Figure collection entries >>
--*--
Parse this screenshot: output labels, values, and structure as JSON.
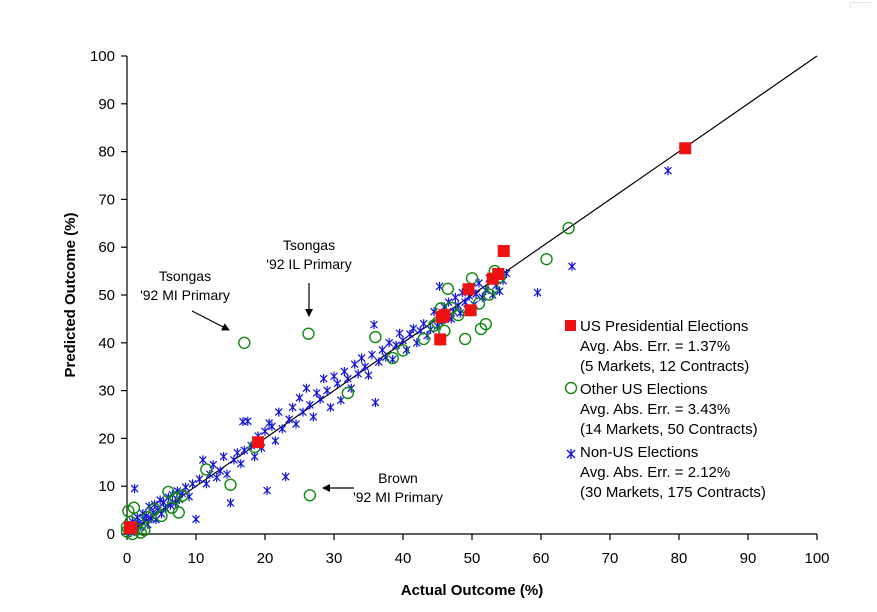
{
  "chart_data": {
    "type": "scatter",
    "title": "",
    "xlabel": "Actual Outcome (%)",
    "ylabel": "Predicted Outcome (%)",
    "xlim": [
      0,
      100
    ],
    "ylim": [
      0,
      100
    ],
    "xticks": [
      "0",
      "10",
      "20",
      "30",
      "40",
      "50",
      "60",
      "70",
      "80",
      "90",
      "100"
    ],
    "yticks": [
      "0",
      "10",
      "20",
      "30",
      "40",
      "50",
      "60",
      "70",
      "80",
      "90",
      "100"
    ],
    "grid": false,
    "legend_position": "right",
    "reference_line": {
      "x": [
        0,
        100
      ],
      "y": [
        0,
        100
      ],
      "color": "#000000"
    },
    "series": [
      {
        "name": "US Presidential Elections",
        "stat": "Avg. Abs. Err. = 1.37%",
        "markets": "(5 Markets, 12 Contracts)",
        "marker": "filled-square",
        "color": "#ee1111",
        "points": [
          [
            0.4,
            1.4
          ],
          [
            0.6,
            1.2
          ],
          [
            19,
            19.2
          ],
          [
            45.4,
            40.7
          ],
          [
            45.6,
            45.4
          ],
          [
            46,
            45.8
          ],
          [
            49.5,
            51.2
          ],
          [
            49.8,
            46.8
          ],
          [
            53,
            53.4
          ],
          [
            53.8,
            54.4
          ],
          [
            54.6,
            59.2
          ],
          [
            80.9,
            80.7
          ]
        ]
      },
      {
        "name": "Other US Elections",
        "stat": "Avg. Abs. Err. = 3.43%",
        "markets": "(14 Markets, 50 Contracts)",
        "marker": "open-circle",
        "color": "#118811",
        "points": [
          [
            0,
            0.5
          ],
          [
            0,
            1.5
          ],
          [
            0.2,
            4.8
          ],
          [
            0.5,
            2.5
          ],
          [
            0.8,
            0
          ],
          [
            1,
            5.5
          ],
          [
            1.5,
            1
          ],
          [
            2,
            0.3
          ],
          [
            2.5,
            0.8
          ],
          [
            3,
            3.5
          ],
          [
            4,
            5.2
          ],
          [
            5,
            3.8
          ],
          [
            6,
            8.8
          ],
          [
            6.5,
            5.5
          ],
          [
            7,
            7.5
          ],
          [
            7.5,
            4.5
          ],
          [
            8,
            8
          ],
          [
            11.5,
            13.5
          ],
          [
            15,
            10.3
          ],
          [
            17,
            40
          ],
          [
            18.5,
            18.2
          ],
          [
            26.3,
            41.9
          ],
          [
            26.5,
            8.1
          ],
          [
            32,
            29.5
          ],
          [
            36,
            41.2
          ],
          [
            38.5,
            36.8
          ],
          [
            40,
            38.4
          ],
          [
            43,
            40.8
          ],
          [
            44.5,
            43.6
          ],
          [
            45,
            44.2
          ],
          [
            45.5,
            47.2
          ],
          [
            46,
            42.5
          ],
          [
            46.5,
            51.3
          ],
          [
            47,
            47.3
          ],
          [
            48,
            45.8
          ],
          [
            49,
            40.8
          ],
          [
            50,
            53.5
          ],
          [
            51,
            48.2
          ],
          [
            51.3,
            42.9
          ],
          [
            52,
            43.9
          ],
          [
            52.5,
            50.1
          ],
          [
            53,
            51.4
          ],
          [
            53.3,
            55
          ],
          [
            54,
            53.8
          ],
          [
            60.8,
            57.5
          ],
          [
            64,
            64
          ]
        ]
      },
      {
        "name": "Non-US Elections",
        "stat": "Avg. Abs. Err. = 2.12%",
        "markets": "(30 Markets, 175 Contracts)",
        "marker": "asterisk",
        "color": "#1010dd",
        "points": [
          [
            0.2,
            0.5
          ],
          [
            0.4,
            1.8
          ],
          [
            0.6,
            0.3
          ],
          [
            0.8,
            2.6
          ],
          [
            1,
            1
          ],
          [
            1.1,
            9.5
          ],
          [
            1.3,
            0.7
          ],
          [
            1.5,
            3.5
          ],
          [
            1.7,
            2.2
          ],
          [
            2,
            1.5
          ],
          [
            2.3,
            4.3
          ],
          [
            2.5,
            2.8
          ],
          [
            2.8,
            3.8
          ],
          [
            3,
            2
          ],
          [
            3.2,
            5.8
          ],
          [
            3.5,
            3.2
          ],
          [
            3.8,
            4.5
          ],
          [
            4,
            6.2
          ],
          [
            4.2,
            3
          ],
          [
            4.5,
            5
          ],
          [
            4.8,
            7.1
          ],
          [
            5,
            4.2
          ],
          [
            5.3,
            6.6
          ],
          [
            5.6,
            5.4
          ],
          [
            6,
            7.7
          ],
          [
            6.3,
            6
          ],
          [
            6.6,
            8.2
          ],
          [
            7,
            6.5
          ],
          [
            7.3,
            9
          ],
          [
            7.6,
            7.2
          ],
          [
            8,
            8.5
          ],
          [
            8.5,
            9.8
          ],
          [
            9,
            7.8
          ],
          [
            9.5,
            10.5
          ],
          [
            10,
            3.1
          ],
          [
            10.5,
            11.5
          ],
          [
            11,
            15.5
          ],
          [
            11.5,
            10.5
          ],
          [
            12,
            12.5
          ],
          [
            12.5,
            14.5
          ],
          [
            13,
            11.8
          ],
          [
            13.5,
            13.2
          ],
          [
            14,
            16.2
          ],
          [
            14.5,
            12.5
          ],
          [
            15,
            6.5
          ],
          [
            15.5,
            15.5
          ],
          [
            16,
            17
          ],
          [
            16.5,
            14.7
          ],
          [
            16.8,
            23.5
          ],
          [
            17,
            17.5
          ],
          [
            17.5,
            23.6
          ],
          [
            18,
            18.5
          ],
          [
            18.5,
            16.2
          ],
          [
            19,
            20.5
          ],
          [
            19.5,
            18
          ],
          [
            20,
            21.5
          ],
          [
            20.3,
            9.1
          ],
          [
            20.6,
            23.2
          ],
          [
            21,
            22.5
          ],
          [
            21.5,
            19.5
          ],
          [
            22,
            25.5
          ],
          [
            22.5,
            22
          ],
          [
            23,
            12
          ],
          [
            23.5,
            24
          ],
          [
            24,
            26.5
          ],
          [
            24.5,
            23
          ],
          [
            25,
            28.5
          ],
          [
            25.5,
            25.5
          ],
          [
            26,
            30.5
          ],
          [
            26.5,
            27
          ],
          [
            27,
            24.5
          ],
          [
            27.5,
            29.5
          ],
          [
            28,
            28.2
          ],
          [
            28.5,
            32.5
          ],
          [
            29,
            30
          ],
          [
            29.5,
            26.5
          ],
          [
            30,
            33
          ],
          [
            30.5,
            31.5
          ],
          [
            31,
            28
          ],
          [
            31.5,
            34
          ],
          [
            32,
            32.5
          ],
          [
            32.5,
            30.5
          ],
          [
            33,
            35.5
          ],
          [
            33.5,
            33.5
          ],
          [
            34,
            36.8
          ],
          [
            34.5,
            35
          ],
          [
            35,
            33.2
          ],
          [
            35.5,
            37.5
          ],
          [
            35.8,
            43.8
          ],
          [
            36,
            27.5
          ],
          [
            36.5,
            36
          ],
          [
            37,
            38.5
          ],
          [
            37.5,
            37
          ],
          [
            38,
            40
          ],
          [
            38.5,
            36.5
          ],
          [
            39,
            39.5
          ],
          [
            39.5,
            42
          ],
          [
            40,
            40.5
          ],
          [
            40.5,
            38.5
          ],
          [
            41,
            41.8
          ],
          [
            41.5,
            43
          ],
          [
            42,
            40
          ],
          [
            42.5,
            42.5
          ],
          [
            43,
            44
          ],
          [
            43.5,
            41.5
          ],
          [
            44,
            42.8
          ],
          [
            44.5,
            46.5
          ],
          [
            45,
            43.5
          ],
          [
            45.3,
            51.8
          ],
          [
            45.6,
            44.7
          ],
          [
            46,
            47.5
          ],
          [
            46.3,
            46
          ],
          [
            46.6,
            48.5
          ],
          [
            47,
            45
          ],
          [
            47.3,
            46.5
          ],
          [
            47.6,
            49.5
          ],
          [
            48,
            47.8
          ],
          [
            48.3,
            46.2
          ],
          [
            48.6,
            50.5
          ],
          [
            49,
            48.5
          ],
          [
            49.3,
            47
          ],
          [
            49.6,
            49.8
          ],
          [
            50,
            51.5
          ],
          [
            50.3,
            48
          ],
          [
            50.6,
            50.2
          ],
          [
            51,
            52.5
          ],
          [
            51.5,
            49.5
          ],
          [
            52,
            51
          ],
          [
            52.5,
            53.5
          ],
          [
            53,
            50
          ],
          [
            53.5,
            52
          ],
          [
            54,
            50.8
          ],
          [
            54.5,
            53
          ],
          [
            55,
            54.5
          ],
          [
            59.5,
            50.5
          ],
          [
            64.5,
            56
          ],
          [
            78.4,
            76
          ]
        ]
      }
    ],
    "annotations": [
      {
        "lines": [
          "Tsongas",
          "'92 MI Primary"
        ],
        "points_to": [
          17,
          40
        ]
      },
      {
        "lines": [
          "Tsongas",
          "'92 IL Primary"
        ],
        "points_to": [
          26.3,
          41.9
        ]
      },
      {
        "lines": [
          "Brown",
          "'92 MI Primary"
        ],
        "points_to": [
          26.5,
          8.1
        ]
      }
    ]
  }
}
--*--
Requirements >> Across the entries, how many lines hold the word "markets"? Say only the number.

Answer to the exercise >> 3